[BEGIN The records]

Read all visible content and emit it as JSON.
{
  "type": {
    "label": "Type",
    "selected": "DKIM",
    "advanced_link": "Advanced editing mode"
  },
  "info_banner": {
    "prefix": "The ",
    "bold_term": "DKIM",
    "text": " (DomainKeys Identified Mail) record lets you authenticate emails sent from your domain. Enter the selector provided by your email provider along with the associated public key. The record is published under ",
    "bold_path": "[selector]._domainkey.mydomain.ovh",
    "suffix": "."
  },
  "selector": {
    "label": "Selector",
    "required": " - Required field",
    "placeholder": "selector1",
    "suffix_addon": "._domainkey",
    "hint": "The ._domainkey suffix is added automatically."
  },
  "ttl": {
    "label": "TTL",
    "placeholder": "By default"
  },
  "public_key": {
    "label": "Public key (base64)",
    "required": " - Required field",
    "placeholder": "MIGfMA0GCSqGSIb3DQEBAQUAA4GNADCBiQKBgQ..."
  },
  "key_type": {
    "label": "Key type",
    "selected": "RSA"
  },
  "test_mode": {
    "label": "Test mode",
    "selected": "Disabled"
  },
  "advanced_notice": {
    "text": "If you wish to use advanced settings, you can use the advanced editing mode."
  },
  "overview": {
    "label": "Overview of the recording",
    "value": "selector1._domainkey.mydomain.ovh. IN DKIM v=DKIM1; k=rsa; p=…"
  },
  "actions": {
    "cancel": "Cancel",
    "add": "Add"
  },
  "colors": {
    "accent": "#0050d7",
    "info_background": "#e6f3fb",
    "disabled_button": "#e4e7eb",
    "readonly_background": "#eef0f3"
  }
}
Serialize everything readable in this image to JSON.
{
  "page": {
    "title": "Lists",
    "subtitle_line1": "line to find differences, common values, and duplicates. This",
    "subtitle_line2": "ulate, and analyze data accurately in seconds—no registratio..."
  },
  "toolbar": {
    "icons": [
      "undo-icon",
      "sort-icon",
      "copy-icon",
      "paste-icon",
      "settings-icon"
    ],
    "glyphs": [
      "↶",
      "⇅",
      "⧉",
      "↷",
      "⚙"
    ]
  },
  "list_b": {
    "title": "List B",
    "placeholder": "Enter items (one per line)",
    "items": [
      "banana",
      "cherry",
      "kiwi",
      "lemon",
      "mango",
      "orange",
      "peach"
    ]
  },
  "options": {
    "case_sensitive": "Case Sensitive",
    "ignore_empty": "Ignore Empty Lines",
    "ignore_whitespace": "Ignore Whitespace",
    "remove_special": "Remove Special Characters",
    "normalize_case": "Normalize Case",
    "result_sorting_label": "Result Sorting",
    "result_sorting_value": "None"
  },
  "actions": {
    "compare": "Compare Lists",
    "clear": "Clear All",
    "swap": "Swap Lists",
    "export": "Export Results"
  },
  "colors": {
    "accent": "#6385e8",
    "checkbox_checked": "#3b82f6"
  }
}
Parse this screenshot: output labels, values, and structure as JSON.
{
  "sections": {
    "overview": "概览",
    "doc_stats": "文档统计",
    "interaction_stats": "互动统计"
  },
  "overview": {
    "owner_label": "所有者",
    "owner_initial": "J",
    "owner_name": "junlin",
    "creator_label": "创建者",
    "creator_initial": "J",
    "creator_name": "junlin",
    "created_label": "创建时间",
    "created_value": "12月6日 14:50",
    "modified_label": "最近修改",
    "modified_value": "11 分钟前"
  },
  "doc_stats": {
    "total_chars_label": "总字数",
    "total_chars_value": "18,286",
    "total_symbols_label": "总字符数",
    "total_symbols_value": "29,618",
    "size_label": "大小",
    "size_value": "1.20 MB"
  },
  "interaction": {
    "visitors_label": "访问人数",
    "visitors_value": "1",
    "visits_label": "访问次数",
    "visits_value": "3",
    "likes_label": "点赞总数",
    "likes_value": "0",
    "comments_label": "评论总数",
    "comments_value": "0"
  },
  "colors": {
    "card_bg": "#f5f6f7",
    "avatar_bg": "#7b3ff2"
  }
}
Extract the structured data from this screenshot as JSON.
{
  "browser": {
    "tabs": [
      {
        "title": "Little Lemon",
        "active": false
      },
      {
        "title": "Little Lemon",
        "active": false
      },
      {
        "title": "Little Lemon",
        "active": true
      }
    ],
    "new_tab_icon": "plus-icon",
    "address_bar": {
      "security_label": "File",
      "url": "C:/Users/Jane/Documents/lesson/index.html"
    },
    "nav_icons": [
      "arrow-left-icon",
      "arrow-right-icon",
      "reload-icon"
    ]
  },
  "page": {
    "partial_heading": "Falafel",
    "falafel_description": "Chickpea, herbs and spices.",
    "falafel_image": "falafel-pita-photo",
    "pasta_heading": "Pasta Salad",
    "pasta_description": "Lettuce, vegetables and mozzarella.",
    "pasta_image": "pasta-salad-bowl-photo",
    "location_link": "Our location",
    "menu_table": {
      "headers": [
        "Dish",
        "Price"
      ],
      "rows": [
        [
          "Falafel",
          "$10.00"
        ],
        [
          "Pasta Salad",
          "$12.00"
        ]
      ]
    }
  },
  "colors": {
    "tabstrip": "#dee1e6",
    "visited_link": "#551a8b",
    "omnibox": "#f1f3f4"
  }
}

[END The records]

* What you will do: Every line that holds the string "Case" should be returned.

* Output of the task:
    "case_sensitive": "Case Sensitive",
    "normalize_case": "Normalize Case",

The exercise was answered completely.